### [Task goal]
Quote every line as given.

Extracted records
______

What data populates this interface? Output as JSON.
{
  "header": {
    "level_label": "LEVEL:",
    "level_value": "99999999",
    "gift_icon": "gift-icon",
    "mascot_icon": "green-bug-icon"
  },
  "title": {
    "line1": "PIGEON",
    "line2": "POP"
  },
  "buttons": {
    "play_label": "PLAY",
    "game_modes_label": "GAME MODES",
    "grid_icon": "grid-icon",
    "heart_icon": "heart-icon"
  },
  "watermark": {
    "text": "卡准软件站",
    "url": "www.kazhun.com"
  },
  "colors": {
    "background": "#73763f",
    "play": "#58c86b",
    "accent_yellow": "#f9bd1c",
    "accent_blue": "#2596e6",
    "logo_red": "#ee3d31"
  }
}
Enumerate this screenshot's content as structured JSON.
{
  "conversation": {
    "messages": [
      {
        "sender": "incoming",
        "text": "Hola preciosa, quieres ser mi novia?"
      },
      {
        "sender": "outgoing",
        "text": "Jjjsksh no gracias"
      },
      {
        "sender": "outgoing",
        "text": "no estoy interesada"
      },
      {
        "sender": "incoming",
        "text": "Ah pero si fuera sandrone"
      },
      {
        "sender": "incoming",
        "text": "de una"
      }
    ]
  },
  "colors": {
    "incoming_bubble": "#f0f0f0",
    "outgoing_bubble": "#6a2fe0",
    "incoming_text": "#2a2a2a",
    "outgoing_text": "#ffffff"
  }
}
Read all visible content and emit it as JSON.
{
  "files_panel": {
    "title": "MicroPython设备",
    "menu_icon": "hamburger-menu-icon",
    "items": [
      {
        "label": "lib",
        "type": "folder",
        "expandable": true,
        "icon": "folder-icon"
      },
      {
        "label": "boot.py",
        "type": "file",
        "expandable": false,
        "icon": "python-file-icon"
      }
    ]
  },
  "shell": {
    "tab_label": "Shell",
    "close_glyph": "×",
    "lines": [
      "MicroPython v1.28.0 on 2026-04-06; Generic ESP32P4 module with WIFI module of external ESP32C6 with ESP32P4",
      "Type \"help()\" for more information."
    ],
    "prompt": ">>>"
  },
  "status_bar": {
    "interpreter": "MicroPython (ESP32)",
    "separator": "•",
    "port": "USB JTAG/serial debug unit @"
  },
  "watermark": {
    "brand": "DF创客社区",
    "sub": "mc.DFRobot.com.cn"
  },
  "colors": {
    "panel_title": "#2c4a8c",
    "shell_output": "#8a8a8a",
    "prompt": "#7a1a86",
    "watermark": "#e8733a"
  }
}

______

### [Full solution]
What data populates this interface? Output as JSON.
{
  "header": {
    "level_label": "LEVEL:",
    "level_value": "99999999",
    "gift_icon": "gift-icon",
    "mascot_icon": "green-bug-icon"
  },
  "title": {
    "line1": "PIGEON",
    "line2": "POP"
  },
  "buttons": {
    "play_label": "PLAY",
    "game_modes_label": "GAME MODES",
    "grid_icon": "grid-icon",
    "heart_icon": "heart-icon"
  },
  "watermark": {
    "text": "卡准软件站",
    "url": "www.kazhun.com"
  },
  "colors": {
    "background": "#73763f",
    "play": "#58c86b",
    "accent_yellow": "#f9bd1c",
    "accent_blue": "#2596e6",
    "logo_red": "#ee3d31"
  }
}
Enumerate this screenshot's content as structured JSON.
{
  "conversation": {
    "messages": [
      {
        "sender": "incoming",
        "text": "Hola preciosa, quieres ser mi novia?"
      },
      {
        "sender": "outgoing",
        "text": "Jjjsksh no gracias"
      },
      {
        "sender": "outgoing",
        "text": "no estoy interesada"
      },
      {
        "sender": "incoming",
        "text": "Ah pero si fuera sandrone"
      },
      {
        "sender": "incoming",
        "text": "de una"
      }
    ]
  },
  "colors": {
    "incoming_bubble": "#f0f0f0",
    "outgoing_bubble": "#6a2fe0",
    "incoming_text": "#2a2a2a",
    "outgoing_text": "#ffffff"
  }
}
Read all visible content and emit it as JSON.
{
  "files_panel": {
    "title": "MicroPython设备",
    "menu_icon": "hamburger-menu-icon",
    "items": [
      {
        "label": "lib",
        "type": "folder",
        "expandable": true,
        "icon": "folder-icon"
      },
      {
        "label": "boot.py",
        "type": "file",
        "expandable": false,
        "icon": "python-file-icon"
      }
    ]
  },
  "shell": {
    "tab_label": "Shell",
    "close_glyph": "×",
    "lines": [
      "MicroPython v1.28.0 on 2026-04-06; Generic ESP32P4 module with WIFI module of external ESP32C6 with ESP32P4",
      "Type \"help()\" for more information."
    ],
    "prompt": ">>>"
  },
  "status_bar": {
    "interpreter": "MicroPython (ESP32)",
    "separator": "•",
    "port": "USB JTAG/serial debug unit @"
  },
  "watermark": {
    "brand": "DF创客社区",
    "sub": "mc.DFRobot.com.cn"
  },
  "colors": {
    "panel_title": "#2c4a8c",
    "shell_output": "#8a8a8a",
    "prompt": "#7a1a86",
    "watermark": "#e8733a"
  }
}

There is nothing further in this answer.